[Excerpt from a dataset]

****************************************

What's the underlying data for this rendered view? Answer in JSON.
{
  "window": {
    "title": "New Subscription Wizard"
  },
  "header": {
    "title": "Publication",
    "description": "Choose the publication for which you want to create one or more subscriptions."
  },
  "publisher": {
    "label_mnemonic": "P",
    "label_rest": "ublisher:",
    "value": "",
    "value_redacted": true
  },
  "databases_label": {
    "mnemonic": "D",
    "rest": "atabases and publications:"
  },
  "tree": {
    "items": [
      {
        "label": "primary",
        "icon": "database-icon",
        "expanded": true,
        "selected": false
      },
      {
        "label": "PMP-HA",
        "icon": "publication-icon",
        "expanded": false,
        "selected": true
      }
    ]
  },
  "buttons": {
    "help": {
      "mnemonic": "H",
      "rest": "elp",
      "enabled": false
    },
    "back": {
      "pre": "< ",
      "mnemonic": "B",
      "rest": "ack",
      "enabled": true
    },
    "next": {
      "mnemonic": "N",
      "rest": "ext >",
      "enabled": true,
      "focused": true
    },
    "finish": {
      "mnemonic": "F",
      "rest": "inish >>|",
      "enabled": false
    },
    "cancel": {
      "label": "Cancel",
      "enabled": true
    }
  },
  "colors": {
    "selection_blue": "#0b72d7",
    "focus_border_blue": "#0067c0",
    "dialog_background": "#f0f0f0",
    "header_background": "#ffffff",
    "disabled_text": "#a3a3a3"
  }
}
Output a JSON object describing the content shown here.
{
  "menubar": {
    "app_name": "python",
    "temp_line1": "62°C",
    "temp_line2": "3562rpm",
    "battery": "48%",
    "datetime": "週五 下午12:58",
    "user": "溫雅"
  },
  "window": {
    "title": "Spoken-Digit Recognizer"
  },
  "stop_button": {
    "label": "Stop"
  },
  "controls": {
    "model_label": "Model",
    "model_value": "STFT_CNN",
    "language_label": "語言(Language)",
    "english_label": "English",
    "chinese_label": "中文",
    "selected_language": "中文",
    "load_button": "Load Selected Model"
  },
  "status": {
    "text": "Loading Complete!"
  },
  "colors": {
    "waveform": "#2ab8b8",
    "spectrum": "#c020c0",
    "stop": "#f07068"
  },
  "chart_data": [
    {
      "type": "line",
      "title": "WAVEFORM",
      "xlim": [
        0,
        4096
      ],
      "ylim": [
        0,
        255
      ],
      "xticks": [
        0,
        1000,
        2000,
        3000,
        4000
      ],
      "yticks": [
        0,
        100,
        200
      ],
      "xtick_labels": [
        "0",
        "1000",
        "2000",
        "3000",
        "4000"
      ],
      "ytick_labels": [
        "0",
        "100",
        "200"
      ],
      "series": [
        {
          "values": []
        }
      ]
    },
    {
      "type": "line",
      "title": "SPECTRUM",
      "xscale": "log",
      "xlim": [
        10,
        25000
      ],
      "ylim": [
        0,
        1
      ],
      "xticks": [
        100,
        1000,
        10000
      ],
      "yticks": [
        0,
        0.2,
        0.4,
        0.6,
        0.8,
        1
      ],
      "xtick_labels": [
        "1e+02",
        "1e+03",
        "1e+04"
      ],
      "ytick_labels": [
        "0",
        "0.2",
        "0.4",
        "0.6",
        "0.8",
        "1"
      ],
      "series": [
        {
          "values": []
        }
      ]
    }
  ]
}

****************************************

- _Short exercise_: Take every line containing the word "false" and copy it.

- _Response for this exercise_:
        "selected": false
        "expanded": false,
      "enabled": false
      "enabled": false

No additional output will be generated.